Data lines –
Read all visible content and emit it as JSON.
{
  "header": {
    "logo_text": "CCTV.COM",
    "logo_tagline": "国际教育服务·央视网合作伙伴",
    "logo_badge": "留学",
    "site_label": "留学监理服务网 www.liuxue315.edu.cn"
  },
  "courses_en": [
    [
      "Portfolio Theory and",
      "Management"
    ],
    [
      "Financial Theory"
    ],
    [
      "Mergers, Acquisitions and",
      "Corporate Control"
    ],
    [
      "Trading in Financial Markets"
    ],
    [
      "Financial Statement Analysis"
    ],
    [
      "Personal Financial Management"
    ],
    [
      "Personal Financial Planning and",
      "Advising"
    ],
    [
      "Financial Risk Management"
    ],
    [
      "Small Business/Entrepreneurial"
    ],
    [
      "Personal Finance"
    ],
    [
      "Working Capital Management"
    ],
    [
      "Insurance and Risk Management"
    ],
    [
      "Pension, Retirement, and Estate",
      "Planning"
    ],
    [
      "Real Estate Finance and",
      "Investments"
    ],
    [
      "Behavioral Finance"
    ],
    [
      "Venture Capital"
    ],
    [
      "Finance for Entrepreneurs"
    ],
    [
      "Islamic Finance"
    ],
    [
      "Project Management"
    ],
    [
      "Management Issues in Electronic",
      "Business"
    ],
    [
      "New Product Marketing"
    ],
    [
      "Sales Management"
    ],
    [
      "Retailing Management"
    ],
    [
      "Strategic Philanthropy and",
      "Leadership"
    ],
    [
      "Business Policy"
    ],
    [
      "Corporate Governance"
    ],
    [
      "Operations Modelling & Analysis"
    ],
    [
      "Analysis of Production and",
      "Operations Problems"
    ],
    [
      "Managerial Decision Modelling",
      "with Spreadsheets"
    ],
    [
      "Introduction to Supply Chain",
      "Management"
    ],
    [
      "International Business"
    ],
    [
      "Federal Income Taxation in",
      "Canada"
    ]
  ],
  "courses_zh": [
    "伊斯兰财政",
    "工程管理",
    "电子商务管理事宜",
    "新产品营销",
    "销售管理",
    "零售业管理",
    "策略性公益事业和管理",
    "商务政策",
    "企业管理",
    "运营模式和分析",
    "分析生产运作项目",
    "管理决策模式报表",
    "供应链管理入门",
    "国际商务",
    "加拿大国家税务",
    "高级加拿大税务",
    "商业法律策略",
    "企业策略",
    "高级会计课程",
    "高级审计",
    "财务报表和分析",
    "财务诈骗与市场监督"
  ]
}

Aim of the task – Output the listing above exactly as it appears.

Solution to this problem –
Read all visible content and emit it as JSON.
{
  "header": {
    "logo_text": "CCTV.COM",
    "logo_tagline": "国际教育服务·央视网合作伙伴",
    "logo_badge": "留学",
    "site_label": "留学监理服务网 www.liuxue315.edu.cn"
  },
  "courses_en": [
    [
      "Portfolio Theory and",
      "Management"
    ],
    [
      "Financial Theory"
    ],
    [
      "Mergers, Acquisitions and",
      "Corporate Control"
    ],
    [
      "Trading in Financial Markets"
    ],
    [
      "Financial Statement Analysis"
    ],
    [
      "Personal Financial Management"
    ],
    [
      "Personal Financial Planning and",
      "Advising"
    ],
    [
      "Financial Risk Management"
    ],
    [
      "Small Business/Entrepreneurial"
    ],
    [
      "Personal Finance"
    ],
    [
      "Working Capital Management"
    ],
    [
      "Insurance and Risk Management"
    ],
    [
      "Pension, Retirement, and Estate",
      "Planning"
    ],
    [
      "Real Estate Finance and",
      "Investments"
    ],
    [
      "Behavioral Finance"
    ],
    [
      "Venture Capital"
    ],
    [
      "Finance for Entrepreneurs"
    ],
    [
      "Islamic Finance"
    ],
    [
      "Project Management"
    ],
    [
      "Management Issues in Electronic",
      "Business"
    ],
    [
      "New Product Marketing"
    ],
    [
      "Sales Management"
    ],
    [
      "Retailing Management"
    ],
    [
      "Strategic Philanthropy and",
      "Leadership"
    ],
    [
      "Business Policy"
    ],
    [
      "Corporate Governance"
    ],
    [
      "Operations Modelling & Analysis"
    ],
    [
      "Analysis of Production and",
      "Operations Problems"
    ],
    [
      "Managerial Decision Modelling",
      "with Spreadsheets"
    ],
    [
      "Introduction to Supply Chain",
      "Management"
    ],
    [
      "International Business"
    ],
    [
      "Federal Income Taxation in",
      "Canada"
    ]
  ],
  "courses_zh": [
    "伊斯兰财政",
    "工程管理",
    "电子商务管理事宜",
    "新产品营销",
    "销售管理",
    "零售业管理",
    "策略性公益事业和管理",
    "商务政策",
    "企业管理",
    "运营模式和分析",
    "分析生产运作项目",
    "管理决策模式报表",
    "供应链管理入门",
    "国际商务",
    "加拿大国家税务",
    "高级加拿大税务",
    "商业法律策略",
    "企业策略",
    "高级会计课程",
    "高级审计",
    "财务报表和分析",
    "财务诈骗与市场监督"
  ]
}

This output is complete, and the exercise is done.